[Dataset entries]
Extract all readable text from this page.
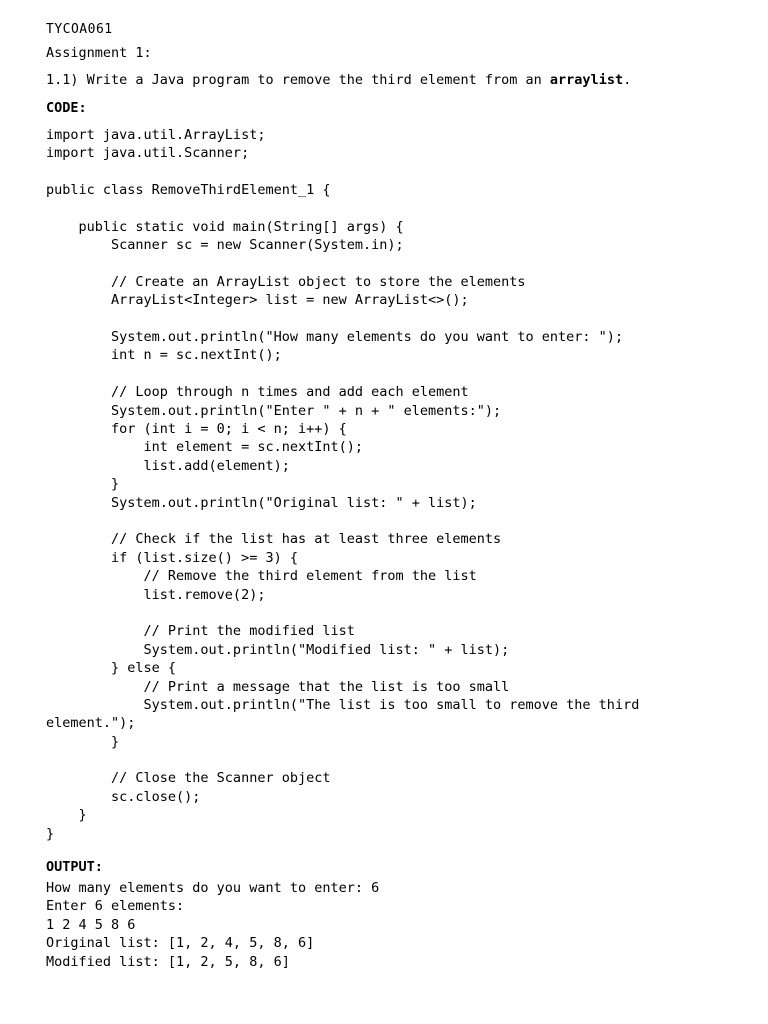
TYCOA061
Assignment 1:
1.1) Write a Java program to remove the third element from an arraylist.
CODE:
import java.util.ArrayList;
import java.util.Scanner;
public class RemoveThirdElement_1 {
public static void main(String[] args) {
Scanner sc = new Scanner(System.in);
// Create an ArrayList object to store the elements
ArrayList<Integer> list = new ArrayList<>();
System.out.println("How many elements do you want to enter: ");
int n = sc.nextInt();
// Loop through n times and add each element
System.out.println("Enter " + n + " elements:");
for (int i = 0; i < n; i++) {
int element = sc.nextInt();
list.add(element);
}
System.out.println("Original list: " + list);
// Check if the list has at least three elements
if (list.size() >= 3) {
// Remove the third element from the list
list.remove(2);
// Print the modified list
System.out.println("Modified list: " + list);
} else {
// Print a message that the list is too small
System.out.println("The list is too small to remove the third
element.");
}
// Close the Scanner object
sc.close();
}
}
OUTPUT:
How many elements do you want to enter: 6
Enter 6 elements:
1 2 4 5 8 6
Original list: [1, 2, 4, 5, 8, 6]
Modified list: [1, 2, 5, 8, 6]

> _WRITTEN REQUEST_: Reproduce the whole listing above word for word, but not its pictures.

> _COMPLETE RESPONSE_:
Extract all readable text from this page.
TYCOA061
Assignment 1:
1.1) Write a Java program to remove the third element from an arraylist.
CODE:
import java.util.ArrayList;
import java.util.Scanner;
public class RemoveThirdElement_1 {
public static void main(String[] args) {
Scanner sc = new Scanner(System.in);
// Create an ArrayList object to store the elements
ArrayList<Integer> list = new ArrayList<>();
System.out.println("How many elements do you want to enter: ");
int n = sc.nextInt();
// Loop through n times and add each element
System.out.println("Enter " + n + " elements:");
for (int i = 0; i < n; i++) {
int element = sc.nextInt();
list.add(element);
}
System.out.println("Original list: " + list);
// Check if the list has at least three elements
if (list.size() >= 3) {
// Remove the third element from the list
list.remove(2);
// Print the modified list
System.out.println("Modified list: " + list);
} else {
// Print a message that the list is too small
System.out.println("The list is too small to remove the third
element.");
}
// Close the Scanner object
sc.close();
}
}
OUTPUT:
How many elements do you want to enter: 6
Enter 6 elements:
1 2 4 5 8 6
Original list: [1, 2, 4, 5, 8, 6]
Modified list: [1, 2, 5, 8, 6]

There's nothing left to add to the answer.